- **TASK OBJECTIVE**: Seek out every line containing the word "heading", and copy each.

* Start PROVIDED ENTRIES *

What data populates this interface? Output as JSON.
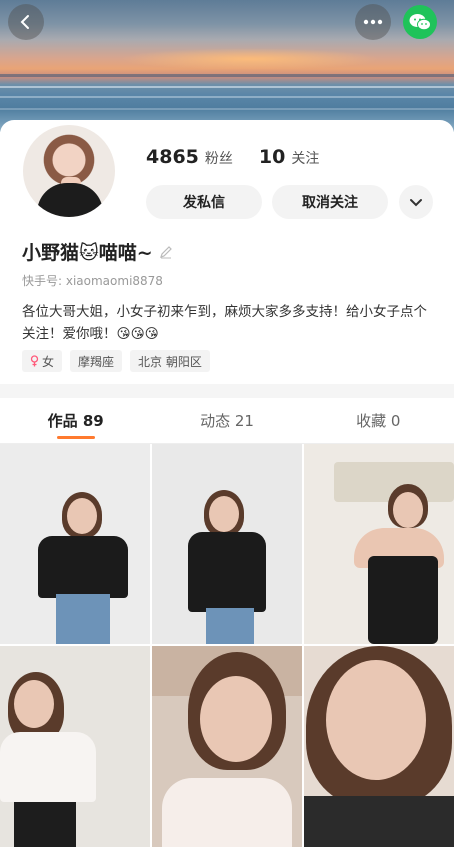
{
  "profile": {
    "fans_count": "4865",
    "fans_label": "粉丝",
    "following_count": "10",
    "following_label": "关注",
    "message_button": "发私信",
    "unfollow_button": "取消关注",
    "name": "小野猫🐱喵喵~",
    "user_id": "快手号: xiaomaomi8878",
    "bio": "各位大哥大姐，小女子初来乍到，麻烦大家多多支持！给小女子点个关注！爱你哦！😘😘😘",
    "tags": [
      "女",
      "摩羯座",
      "北京 朝阳区"
    ]
  },
  "tabs": [
    {
      "label": "作品 89"
    },
    {
      "label": "动态 21"
    },
    {
      "label": "收藏 0"
    }
  ],
  "colors": {
    "accent": "#ff7a2f",
    "wechat": "#1fc35a",
    "button_bg": "#f3f3f3"
  },
  "icons": {
    "back": "chevron-left-icon",
    "more": "more-dots-icon",
    "share": "wechat-icon",
    "expand": "chevron-down-icon",
    "edit": "pencil-icon",
    "gender": "female-icon"
  }
}
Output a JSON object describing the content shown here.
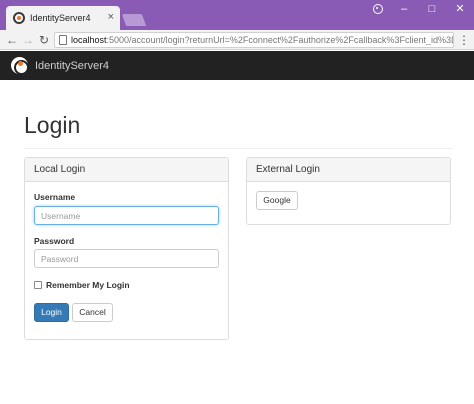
{
  "browser": {
    "tab_title": "IdentityServer4",
    "tab_close": "×",
    "url_host": "localhost",
    "url_rest": ":5000/account/login?returnUrl=%2Fconnect%2Fauthorize%2Fcallback%3Fclient_id%3Dm...",
    "controls": {
      "minimize": "–",
      "maximize": "□",
      "close": "✕"
    },
    "nav": {
      "back": "←",
      "forward": "→",
      "reload": "↻",
      "menu": "⋮"
    }
  },
  "navbar": {
    "brand": "IdentityServer4"
  },
  "page": {
    "title": "Login"
  },
  "local_login": {
    "heading": "Local Login",
    "username_label": "Username",
    "username_placeholder": "Username",
    "username_value": "",
    "password_label": "Password",
    "password_placeholder": "Password",
    "password_value": "",
    "remember_label": "Remember My Login",
    "remember_checked": false,
    "login_button": "Login",
    "cancel_button": "Cancel"
  },
  "external_login": {
    "heading": "External Login",
    "providers": [
      "Google"
    ]
  },
  "colors": {
    "titlebar": "#8a5bb5",
    "navbar": "#222222",
    "primary": "#337ab7"
  }
}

* End PROVIDED ENTRIES *

- **RESULT**:
    "heading": "Local Login",
    "heading": "External Login",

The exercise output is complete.